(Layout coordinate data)
——————

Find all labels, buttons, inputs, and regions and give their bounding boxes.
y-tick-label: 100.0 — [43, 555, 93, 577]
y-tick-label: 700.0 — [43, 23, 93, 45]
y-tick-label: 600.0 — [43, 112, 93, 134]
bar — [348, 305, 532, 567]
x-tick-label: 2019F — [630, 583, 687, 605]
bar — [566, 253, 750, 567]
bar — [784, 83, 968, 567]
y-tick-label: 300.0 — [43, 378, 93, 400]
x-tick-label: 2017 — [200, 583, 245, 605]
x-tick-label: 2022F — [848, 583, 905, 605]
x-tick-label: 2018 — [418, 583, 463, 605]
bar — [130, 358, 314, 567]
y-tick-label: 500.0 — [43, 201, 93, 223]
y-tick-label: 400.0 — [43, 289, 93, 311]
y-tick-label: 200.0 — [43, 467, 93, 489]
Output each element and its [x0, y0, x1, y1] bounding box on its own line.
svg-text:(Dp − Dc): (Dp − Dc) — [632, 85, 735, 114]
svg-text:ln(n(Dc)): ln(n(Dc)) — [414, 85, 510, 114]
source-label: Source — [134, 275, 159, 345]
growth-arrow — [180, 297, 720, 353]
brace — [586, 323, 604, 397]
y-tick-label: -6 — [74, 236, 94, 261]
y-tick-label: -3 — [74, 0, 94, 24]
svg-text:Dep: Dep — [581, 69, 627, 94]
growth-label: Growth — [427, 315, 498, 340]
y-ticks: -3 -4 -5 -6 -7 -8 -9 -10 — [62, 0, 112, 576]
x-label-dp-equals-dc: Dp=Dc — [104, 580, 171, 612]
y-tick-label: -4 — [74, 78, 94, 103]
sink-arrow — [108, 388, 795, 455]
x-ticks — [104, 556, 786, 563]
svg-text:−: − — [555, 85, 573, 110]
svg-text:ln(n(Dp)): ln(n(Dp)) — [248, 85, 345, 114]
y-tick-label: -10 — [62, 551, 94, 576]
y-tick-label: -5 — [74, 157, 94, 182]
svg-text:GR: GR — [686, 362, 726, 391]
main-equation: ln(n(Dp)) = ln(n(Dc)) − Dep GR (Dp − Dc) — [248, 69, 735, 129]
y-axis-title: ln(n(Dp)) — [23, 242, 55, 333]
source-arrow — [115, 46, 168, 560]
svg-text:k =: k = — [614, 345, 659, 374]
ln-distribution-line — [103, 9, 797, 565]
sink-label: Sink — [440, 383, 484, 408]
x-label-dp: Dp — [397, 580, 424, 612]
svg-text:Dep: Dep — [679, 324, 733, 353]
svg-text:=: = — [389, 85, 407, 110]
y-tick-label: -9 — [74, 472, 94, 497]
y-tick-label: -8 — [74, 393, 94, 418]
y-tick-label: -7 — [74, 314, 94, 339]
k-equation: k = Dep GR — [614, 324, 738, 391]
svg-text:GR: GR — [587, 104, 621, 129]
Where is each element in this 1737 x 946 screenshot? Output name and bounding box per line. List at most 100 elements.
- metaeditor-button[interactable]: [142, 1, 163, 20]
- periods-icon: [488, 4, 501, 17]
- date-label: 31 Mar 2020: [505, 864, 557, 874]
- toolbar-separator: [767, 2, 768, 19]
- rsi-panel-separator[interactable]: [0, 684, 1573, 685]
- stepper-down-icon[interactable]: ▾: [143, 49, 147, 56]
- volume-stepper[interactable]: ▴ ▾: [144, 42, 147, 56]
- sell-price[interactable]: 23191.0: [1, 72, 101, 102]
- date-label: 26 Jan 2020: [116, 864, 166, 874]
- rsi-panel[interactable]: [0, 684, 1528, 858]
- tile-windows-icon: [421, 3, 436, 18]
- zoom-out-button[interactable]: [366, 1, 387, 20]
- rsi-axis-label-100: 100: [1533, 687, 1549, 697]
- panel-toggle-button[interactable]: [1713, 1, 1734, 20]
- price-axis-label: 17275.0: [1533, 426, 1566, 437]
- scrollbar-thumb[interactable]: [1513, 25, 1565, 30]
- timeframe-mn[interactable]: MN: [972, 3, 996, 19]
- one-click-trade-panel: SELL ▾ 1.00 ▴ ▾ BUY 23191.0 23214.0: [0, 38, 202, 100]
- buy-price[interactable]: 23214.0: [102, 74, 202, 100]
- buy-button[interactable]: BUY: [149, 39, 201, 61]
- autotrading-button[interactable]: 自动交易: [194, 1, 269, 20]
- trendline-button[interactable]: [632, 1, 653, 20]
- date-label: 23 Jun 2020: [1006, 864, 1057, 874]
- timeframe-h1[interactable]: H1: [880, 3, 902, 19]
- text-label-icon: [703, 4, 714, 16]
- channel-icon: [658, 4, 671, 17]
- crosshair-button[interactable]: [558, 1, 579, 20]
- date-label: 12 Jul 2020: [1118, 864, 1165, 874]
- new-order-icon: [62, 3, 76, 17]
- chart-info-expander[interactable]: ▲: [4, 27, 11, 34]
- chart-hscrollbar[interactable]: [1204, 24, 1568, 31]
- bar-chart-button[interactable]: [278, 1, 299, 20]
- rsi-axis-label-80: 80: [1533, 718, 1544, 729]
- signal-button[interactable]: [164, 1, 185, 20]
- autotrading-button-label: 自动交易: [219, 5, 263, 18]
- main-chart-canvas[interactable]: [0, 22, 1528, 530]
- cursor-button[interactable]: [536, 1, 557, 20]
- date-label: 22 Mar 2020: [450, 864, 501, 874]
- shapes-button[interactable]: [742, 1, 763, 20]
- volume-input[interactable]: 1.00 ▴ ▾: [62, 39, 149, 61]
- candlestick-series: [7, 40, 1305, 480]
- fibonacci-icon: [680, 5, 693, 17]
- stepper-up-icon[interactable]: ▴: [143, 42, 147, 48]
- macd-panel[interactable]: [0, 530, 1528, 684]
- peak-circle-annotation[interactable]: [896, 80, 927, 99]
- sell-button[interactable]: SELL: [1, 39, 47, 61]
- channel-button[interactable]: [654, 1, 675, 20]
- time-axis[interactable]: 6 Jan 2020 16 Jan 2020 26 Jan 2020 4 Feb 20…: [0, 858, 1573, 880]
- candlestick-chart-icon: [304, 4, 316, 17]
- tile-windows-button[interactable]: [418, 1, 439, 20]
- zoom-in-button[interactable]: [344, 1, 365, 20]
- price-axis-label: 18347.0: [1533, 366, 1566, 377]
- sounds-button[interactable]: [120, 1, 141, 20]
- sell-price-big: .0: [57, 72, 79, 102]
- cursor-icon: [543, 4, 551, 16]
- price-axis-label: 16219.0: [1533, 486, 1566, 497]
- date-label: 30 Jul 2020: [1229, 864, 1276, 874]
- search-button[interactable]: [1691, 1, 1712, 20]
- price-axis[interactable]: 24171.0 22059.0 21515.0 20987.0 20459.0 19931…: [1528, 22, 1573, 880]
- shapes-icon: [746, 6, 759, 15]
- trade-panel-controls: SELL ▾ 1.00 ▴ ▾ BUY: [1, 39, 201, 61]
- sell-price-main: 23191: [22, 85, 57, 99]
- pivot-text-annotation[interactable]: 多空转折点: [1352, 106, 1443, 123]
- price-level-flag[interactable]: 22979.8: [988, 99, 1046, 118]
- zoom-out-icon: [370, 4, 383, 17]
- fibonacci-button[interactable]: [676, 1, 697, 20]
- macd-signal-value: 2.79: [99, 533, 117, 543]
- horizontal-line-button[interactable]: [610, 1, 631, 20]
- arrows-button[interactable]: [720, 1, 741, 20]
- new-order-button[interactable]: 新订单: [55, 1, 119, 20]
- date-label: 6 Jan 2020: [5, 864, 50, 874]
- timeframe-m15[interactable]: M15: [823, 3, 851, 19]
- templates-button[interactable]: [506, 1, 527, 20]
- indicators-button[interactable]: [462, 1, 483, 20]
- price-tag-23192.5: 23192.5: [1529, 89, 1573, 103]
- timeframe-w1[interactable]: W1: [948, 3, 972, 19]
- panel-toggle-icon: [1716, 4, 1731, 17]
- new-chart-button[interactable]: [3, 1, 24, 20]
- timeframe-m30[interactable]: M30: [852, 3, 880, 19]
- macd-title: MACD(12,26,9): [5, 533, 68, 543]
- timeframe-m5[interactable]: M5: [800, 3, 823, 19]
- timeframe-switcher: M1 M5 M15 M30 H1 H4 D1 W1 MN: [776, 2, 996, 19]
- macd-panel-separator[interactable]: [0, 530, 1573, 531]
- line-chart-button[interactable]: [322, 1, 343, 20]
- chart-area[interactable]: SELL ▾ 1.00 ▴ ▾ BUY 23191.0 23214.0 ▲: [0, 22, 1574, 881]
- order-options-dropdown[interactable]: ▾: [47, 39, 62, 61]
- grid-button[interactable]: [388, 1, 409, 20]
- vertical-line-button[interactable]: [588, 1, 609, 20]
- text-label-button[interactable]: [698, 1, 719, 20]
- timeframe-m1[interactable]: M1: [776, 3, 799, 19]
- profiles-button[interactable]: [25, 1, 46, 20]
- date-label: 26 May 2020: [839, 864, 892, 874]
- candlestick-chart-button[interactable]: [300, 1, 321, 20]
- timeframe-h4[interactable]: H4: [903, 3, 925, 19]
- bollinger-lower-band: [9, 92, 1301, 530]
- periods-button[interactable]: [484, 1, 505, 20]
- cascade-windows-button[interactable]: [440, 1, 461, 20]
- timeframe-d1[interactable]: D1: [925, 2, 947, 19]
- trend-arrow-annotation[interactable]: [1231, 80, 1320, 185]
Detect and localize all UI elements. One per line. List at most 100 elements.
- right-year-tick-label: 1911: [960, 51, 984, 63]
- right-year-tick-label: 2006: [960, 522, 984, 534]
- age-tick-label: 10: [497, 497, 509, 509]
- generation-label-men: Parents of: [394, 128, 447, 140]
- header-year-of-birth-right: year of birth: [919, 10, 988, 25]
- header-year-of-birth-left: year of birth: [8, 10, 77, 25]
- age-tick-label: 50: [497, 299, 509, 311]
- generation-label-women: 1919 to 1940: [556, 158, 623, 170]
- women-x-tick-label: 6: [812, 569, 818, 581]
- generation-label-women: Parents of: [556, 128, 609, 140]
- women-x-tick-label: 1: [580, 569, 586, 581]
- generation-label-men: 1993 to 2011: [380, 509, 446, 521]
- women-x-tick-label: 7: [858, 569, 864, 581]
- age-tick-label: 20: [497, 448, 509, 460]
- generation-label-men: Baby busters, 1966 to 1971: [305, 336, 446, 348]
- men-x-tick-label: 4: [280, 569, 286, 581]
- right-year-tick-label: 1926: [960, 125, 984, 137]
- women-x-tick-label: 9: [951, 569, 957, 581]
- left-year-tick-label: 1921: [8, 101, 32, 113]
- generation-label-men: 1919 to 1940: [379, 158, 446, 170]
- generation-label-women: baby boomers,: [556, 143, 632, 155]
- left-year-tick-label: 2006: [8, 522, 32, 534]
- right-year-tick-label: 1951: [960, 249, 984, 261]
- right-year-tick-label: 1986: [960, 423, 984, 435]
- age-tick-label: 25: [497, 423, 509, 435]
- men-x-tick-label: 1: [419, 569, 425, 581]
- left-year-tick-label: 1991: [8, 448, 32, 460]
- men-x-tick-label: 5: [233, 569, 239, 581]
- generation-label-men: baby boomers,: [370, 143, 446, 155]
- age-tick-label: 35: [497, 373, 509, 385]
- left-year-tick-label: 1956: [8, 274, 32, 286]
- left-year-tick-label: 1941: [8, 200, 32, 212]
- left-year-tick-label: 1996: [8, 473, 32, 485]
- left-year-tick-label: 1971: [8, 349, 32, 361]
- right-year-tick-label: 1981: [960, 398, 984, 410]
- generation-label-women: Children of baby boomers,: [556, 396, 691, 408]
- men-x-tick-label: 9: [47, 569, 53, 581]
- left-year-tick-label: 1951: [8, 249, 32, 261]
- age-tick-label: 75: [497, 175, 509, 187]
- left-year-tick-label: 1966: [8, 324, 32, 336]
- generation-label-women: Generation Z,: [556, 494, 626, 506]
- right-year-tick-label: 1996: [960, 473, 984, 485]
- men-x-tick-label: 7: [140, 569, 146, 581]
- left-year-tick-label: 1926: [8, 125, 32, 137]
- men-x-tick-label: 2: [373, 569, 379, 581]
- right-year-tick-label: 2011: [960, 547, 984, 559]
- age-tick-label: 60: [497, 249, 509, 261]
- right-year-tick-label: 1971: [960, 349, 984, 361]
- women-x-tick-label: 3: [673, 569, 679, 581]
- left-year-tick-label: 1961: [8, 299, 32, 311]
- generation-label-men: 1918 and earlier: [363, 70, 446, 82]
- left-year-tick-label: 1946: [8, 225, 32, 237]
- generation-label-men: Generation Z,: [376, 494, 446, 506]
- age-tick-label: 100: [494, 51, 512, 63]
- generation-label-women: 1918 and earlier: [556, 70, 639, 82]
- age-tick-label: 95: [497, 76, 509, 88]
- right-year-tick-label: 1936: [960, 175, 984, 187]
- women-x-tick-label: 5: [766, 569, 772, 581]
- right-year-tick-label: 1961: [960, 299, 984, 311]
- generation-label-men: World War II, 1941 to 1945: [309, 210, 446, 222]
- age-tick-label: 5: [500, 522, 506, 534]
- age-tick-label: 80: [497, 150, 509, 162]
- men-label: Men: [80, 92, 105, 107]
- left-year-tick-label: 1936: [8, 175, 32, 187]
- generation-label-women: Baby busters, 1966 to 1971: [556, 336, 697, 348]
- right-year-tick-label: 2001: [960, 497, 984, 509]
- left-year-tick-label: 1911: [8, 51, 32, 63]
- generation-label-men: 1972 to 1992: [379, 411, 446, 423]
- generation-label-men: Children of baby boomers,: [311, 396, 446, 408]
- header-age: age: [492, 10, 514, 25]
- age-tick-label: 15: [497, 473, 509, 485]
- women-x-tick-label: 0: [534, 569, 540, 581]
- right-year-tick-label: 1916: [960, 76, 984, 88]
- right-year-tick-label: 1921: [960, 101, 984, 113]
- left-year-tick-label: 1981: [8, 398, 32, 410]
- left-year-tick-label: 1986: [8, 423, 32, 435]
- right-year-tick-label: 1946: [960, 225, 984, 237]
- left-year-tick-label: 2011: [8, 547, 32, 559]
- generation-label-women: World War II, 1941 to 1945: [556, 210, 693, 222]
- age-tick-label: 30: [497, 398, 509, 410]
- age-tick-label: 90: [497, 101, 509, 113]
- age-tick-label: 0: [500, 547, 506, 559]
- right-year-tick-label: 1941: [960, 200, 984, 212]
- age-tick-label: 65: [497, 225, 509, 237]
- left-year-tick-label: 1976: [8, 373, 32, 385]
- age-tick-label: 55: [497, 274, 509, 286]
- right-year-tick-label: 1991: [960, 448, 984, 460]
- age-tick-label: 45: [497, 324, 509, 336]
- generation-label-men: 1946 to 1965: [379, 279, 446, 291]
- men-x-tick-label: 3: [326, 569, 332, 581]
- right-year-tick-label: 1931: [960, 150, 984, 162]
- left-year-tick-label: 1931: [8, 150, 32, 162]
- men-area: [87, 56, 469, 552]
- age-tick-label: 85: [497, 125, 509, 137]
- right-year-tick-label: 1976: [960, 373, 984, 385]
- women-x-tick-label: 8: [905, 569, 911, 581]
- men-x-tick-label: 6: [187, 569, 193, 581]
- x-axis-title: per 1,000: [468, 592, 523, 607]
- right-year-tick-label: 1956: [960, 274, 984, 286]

——————

OBJECTIVE
Copy the material from its first line up to and including the line containing "x-tick-label: 2018 — [418, 583, 463, 605]", swapping every "bar" for "column" and leaving everything else unchanged.

FINAL RESULT
Find all labels, buttons, inputs, and regions and give their bounding boxes.
y-tick-label: 100.0 — [43, 555, 93, 577]
y-tick-label: 700.0 — [43, 23, 93, 45]
y-tick-label: 600.0 — [43, 112, 93, 134]
column — [348, 305, 532, 567]
x-tick-label: 2019F — [630, 583, 687, 605]
column — [566, 253, 750, 567]
column — [784, 83, 968, 567]
y-tick-label: 300.0 — [43, 378, 93, 400]
x-tick-label: 2017 — [200, 583, 245, 605]
x-tick-label: 2022F — [848, 583, 905, 605]
x-tick-label: 2018 — [418, 583, 463, 605]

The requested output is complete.